(Data records)
● ● ● ● ● ● ●

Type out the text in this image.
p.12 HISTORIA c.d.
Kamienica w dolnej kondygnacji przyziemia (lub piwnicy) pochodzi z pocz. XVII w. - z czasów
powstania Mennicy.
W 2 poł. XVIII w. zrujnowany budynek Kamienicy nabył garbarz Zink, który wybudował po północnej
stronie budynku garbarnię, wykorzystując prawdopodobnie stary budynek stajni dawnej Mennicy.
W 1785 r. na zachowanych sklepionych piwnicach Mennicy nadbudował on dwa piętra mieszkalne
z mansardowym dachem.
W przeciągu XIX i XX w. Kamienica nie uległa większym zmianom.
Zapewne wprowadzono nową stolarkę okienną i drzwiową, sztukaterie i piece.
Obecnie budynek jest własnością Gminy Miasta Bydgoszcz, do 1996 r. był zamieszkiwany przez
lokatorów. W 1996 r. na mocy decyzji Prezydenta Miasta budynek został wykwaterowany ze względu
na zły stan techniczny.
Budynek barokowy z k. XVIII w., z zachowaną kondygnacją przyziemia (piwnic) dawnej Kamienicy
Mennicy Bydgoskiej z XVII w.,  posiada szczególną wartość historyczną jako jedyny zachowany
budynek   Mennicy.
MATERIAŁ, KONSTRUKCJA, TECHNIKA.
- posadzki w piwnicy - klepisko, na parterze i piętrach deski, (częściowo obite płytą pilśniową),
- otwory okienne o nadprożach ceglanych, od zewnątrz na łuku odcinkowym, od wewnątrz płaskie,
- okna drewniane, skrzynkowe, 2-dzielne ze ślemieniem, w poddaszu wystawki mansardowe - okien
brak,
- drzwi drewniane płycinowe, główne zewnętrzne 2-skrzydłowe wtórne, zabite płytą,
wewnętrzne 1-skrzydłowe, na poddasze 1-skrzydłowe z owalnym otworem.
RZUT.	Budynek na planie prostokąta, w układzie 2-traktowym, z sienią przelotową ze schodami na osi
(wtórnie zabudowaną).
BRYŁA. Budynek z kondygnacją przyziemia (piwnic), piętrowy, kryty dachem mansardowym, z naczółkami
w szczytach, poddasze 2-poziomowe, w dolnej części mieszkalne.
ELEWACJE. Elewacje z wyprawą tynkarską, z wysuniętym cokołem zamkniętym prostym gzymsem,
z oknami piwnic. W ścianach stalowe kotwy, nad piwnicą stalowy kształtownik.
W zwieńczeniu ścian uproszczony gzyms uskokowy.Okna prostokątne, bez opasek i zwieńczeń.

● ● ● ● ● ● ●

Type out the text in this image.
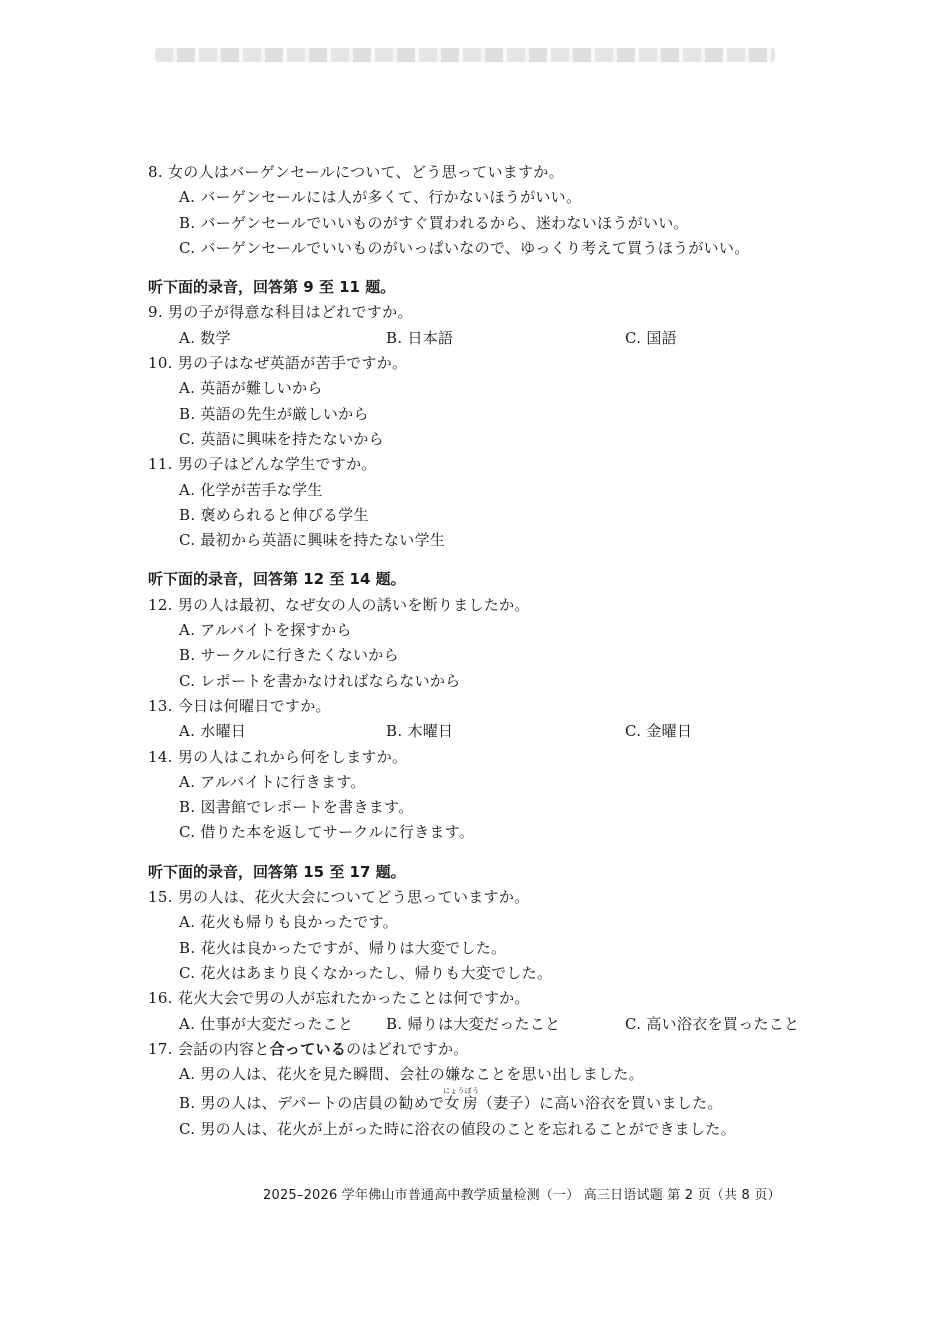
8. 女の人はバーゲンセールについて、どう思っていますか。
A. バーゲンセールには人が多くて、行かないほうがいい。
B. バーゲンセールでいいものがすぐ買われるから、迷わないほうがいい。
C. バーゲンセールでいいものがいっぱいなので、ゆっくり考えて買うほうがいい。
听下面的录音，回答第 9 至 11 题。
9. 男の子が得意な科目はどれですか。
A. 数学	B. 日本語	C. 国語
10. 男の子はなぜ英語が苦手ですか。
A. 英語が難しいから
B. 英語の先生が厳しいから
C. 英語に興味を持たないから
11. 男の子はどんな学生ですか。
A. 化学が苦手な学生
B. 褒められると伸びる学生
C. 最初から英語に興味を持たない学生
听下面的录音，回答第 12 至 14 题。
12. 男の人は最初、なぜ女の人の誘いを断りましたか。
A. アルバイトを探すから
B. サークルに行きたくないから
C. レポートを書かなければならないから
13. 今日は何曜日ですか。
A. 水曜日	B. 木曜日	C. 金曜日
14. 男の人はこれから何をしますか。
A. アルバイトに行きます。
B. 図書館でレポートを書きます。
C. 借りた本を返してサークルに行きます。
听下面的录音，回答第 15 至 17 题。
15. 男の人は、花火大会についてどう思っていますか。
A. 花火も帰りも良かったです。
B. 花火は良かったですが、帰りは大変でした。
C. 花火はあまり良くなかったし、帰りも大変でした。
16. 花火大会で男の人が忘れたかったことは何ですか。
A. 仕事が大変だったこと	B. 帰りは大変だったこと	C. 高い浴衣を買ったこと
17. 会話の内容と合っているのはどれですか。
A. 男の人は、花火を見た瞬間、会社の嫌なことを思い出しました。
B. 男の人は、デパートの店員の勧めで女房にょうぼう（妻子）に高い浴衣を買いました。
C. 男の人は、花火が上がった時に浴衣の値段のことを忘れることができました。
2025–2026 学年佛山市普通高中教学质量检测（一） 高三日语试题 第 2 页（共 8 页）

● ● ● ● ● ● ●

**TASK STATEMENT**
List every line above that holds the word "听下面的录音".

**OUTPUT**
听下面的录音，回答第 9 至 11 题。
听下面的录音，回答第 12 至 14 题。
听下面的录音，回答第 15 至 17 题。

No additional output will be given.